**DIRECTIVE**. Leave out the pictures and print precisely the lines from the line with "What data populates" to the final line of the entries, both ends included.

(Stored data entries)
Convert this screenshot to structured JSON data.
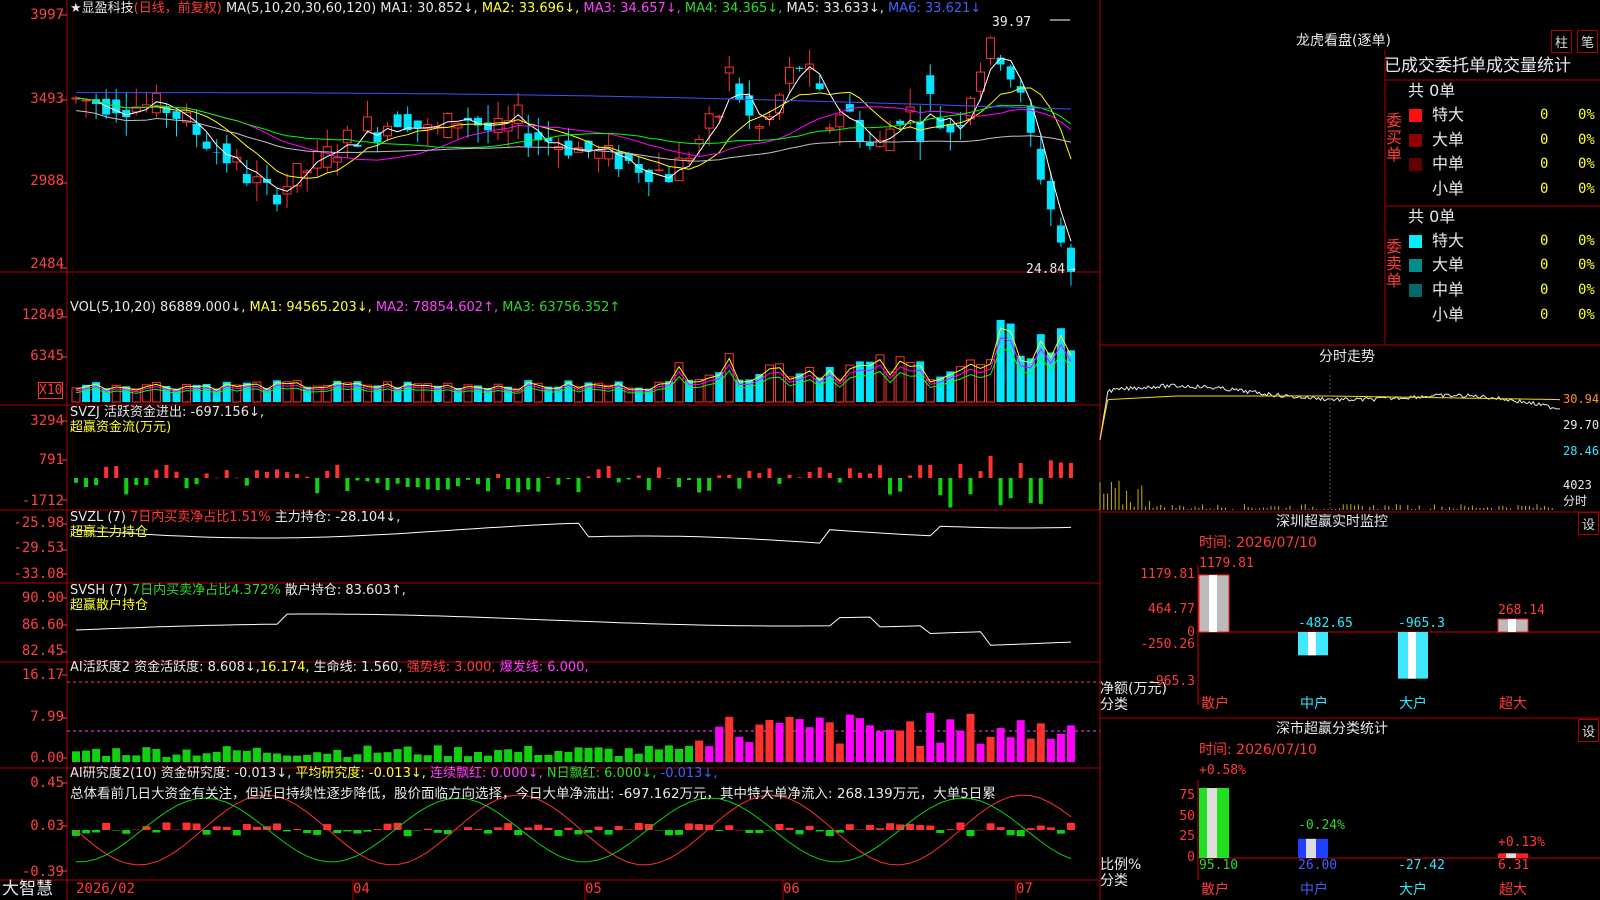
{
  "app": "大智慧",
  "stock": {
    "name": "显盈科技",
    "mode": "(日线，前复权)"
  },
  "colors": {
    "up": "#ff3030",
    "down": "#00e5ff",
    "grid": "#b00000",
    "ma1": "#ffffff",
    "ma2": "#ffff00",
    "ma3": "#ff00ff",
    "ma4": "#00ff00",
    "ma5": "#c0c0c0",
    "ma6": "#4050ff"
  },
  "kline": {
    "title": "MA(5,10,20,30,60,120)",
    "ma": [
      "MA1: 30.852↓,",
      "MA2: 33.696↓,",
      "MA3: 34.657↓,",
      "MA4: 34.365↓,",
      "MA5: 33.633↓,",
      "MA6: 33.621↓"
    ],
    "yticks": [
      "3997",
      "3493",
      "2988",
      "2484"
    ],
    "high_label": "39.97",
    "low_label": "24.84"
  },
  "vol": {
    "title": "VOL(5,10,20)",
    "value": "86889.000↓,",
    "ma": [
      "MA1: 94565.203↓,",
      "MA2: 78854.602↑,",
      "MA3: 63756.352↑"
    ],
    "yticks": [
      "12849",
      "6345"
    ],
    "unit": "X10"
  },
  "svzj": {
    "line1": "SVZJ  活跃资金进出: -697.156↓,",
    "line2": "超赢资金流(万元)",
    "yticks": [
      "3294",
      "791",
      "-1712"
    ]
  },
  "svzl": {
    "p1": "SVZL (7)",
    "p2": "7日内买卖净占比1.51%",
    "p3": "主力持仓: -28.104↓,",
    "line2": "超赢主力持仓",
    "yticks": [
      "-25.98",
      "-29.53",
      "-33.08"
    ]
  },
  "svsh": {
    "p1": "SVSH (7)",
    "p2": "7日内买卖净占比4.372%",
    "p3": "散户持仓: 83.603↑,",
    "line2": "超赢散户持仓",
    "yticks": [
      "90.90",
      "86.60",
      "82.45"
    ]
  },
  "ai2": {
    "p1": "AI活跃度2",
    "p2": "资金活跃度: 8.608↓,",
    "p3": "16.174,",
    "p4": "生命线: 1.560,",
    "p5": "强势线: 3.000,",
    "p6": "爆发线: 6.000,",
    "yticks": [
      "16.17",
      "7.99",
      "0.00"
    ]
  },
  "ai3": {
    "p1": "AI研究度2(10)",
    "p2": "资金研究度: -0.013↓,",
    "p3": "平均研究度: -0.013↓,",
    "p4": "连续飘红: 0.000↓,",
    "p5": "N日飘红: 6.000↓,",
    "p6": "-0.013↓,",
    "comment": "总体看前几日大资金有关注，但近日持续性逐步降低，股价面临方向选择，今日大单净流出: -697.162万元，其中特大单净流入: 268.139万元，大单5日累",
    "yticks": [
      "0.45",
      "0.03",
      "-0.39"
    ]
  },
  "xaxis": [
    "2026/02",
    "04",
    "05",
    "06",
    "07"
  ],
  "lhb": {
    "title": "龙虎看盘(逐单)",
    "btn1": "柱",
    "btn2": "笔",
    "header": "已成交委托单成交量统计",
    "buy": {
      "side": "委买单",
      "total": "共 0单",
      "rows": [
        {
          "name": "特大",
          "v": "0",
          "p": "0%"
        },
        {
          "name": "大单",
          "v": "0",
          "p": "0%"
        },
        {
          "name": "中单",
          "v": "0",
          "p": "0%"
        },
        {
          "name": "小单",
          "v": "0",
          "p": "0%"
        }
      ]
    },
    "sell": {
      "side": "委卖单",
      "total": "共 0单",
      "rows": [
        {
          "name": "特大",
          "v": "0",
          "p": "0%"
        },
        {
          "name": "大单",
          "v": "0",
          "p": "0%"
        },
        {
          "name": "中单",
          "v": "0",
          "p": "0%"
        },
        {
          "name": "小单",
          "v": "0",
          "p": "0%"
        }
      ]
    }
  },
  "fenshi": {
    "title": "分时走势",
    "yticks": [
      "30.94",
      "29.70",
      "28.46"
    ],
    "vol_label": "4023",
    "unit": "分时"
  },
  "monitor": {
    "title": "深圳超赢实时监控",
    "btn": "设",
    "time": "时间: 2026/07/10",
    "yticks": [
      "1179.81",
      "464.77",
      "0",
      "-250.26",
      "-965.3"
    ],
    "unit1": "净额(万元)",
    "unit2": "分类",
    "categories": [
      "散户",
      "中户",
      "大户",
      "超大"
    ],
    "chart_data": {
      "type": "bar",
      "categories": [
        "散户",
        "中户",
        "大户",
        "超大"
      ],
      "values": [
        1179.81,
        -482.65,
        -965.3,
        268.14
      ],
      "ylim": [
        -965.3,
        1179.81
      ]
    },
    "value_labels": [
      "1179.81",
      "-482.65",
      "-965.3",
      "268.14"
    ]
  },
  "classify": {
    "title": "深市超赢分类统计",
    "btn": "设",
    "time": "时间: 2026/07/10",
    "yticks": [
      "75",
      "50",
      "25",
      "0"
    ],
    "unit1": "比例%",
    "unit2": "分类",
    "categories": [
      "散户",
      "中户",
      "大户",
      "超大"
    ],
    "chart_data": {
      "type": "bar",
      "categories": [
        "散户",
        "中户",
        "大户",
        "超大"
      ],
      "values": [
        95.1,
        26.0,
        -27.42,
        6.31
      ],
      "changes": [
        "+0.58%",
        "-0.24%",
        "",
        "+0.13%"
      ]
    },
    "value_labels": [
      "95.10",
      "26.00",
      "-27.42",
      "6.31"
    ]
  }
}
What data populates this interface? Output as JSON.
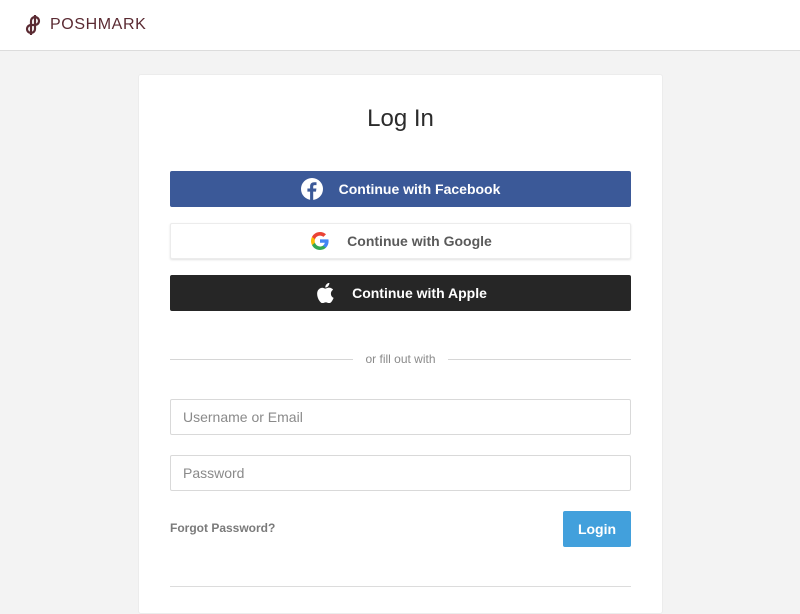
{
  "header": {
    "brand": "POSHMARK",
    "logo_icon": "poshmark-logo-icon",
    "brand_color": "#5a2a32"
  },
  "login": {
    "title": "Log In",
    "facebook_label": "Continue with Facebook",
    "google_label": "Continue with Google",
    "apple_label": "Continue with Apple",
    "divider_text": "or fill out with",
    "username_placeholder": "Username or Email",
    "password_placeholder": "Password",
    "forgot_label": "Forgot Password?",
    "login_label": "Login"
  },
  "colors": {
    "facebook": "#3b5998",
    "apple": "#262626",
    "login_button": "#42a0dc",
    "background": "#f3f3f3"
  }
}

**TASK ANSWER**.
What data populates this interface? Output as JSON.
{
  "header": {
    "brand": "POSHMARK",
    "logo_icon": "poshmark-logo-icon",
    "brand_color": "#5a2a32"
  },
  "login": {
    "title": "Log In",
    "facebook_label": "Continue with Facebook",
    "google_label": "Continue with Google",
    "apple_label": "Continue with Apple",
    "divider_text": "or fill out with",
    "username_placeholder": "Username or Email",
    "password_placeholder": "Password",
    "forgot_label": "Forgot Password?",
    "login_label": "Login"
  },
  "colors": {
    "facebook": "#3b5998",
    "apple": "#262626",
    "login_button": "#42a0dc",
    "background": "#f3f3f3"
  }
}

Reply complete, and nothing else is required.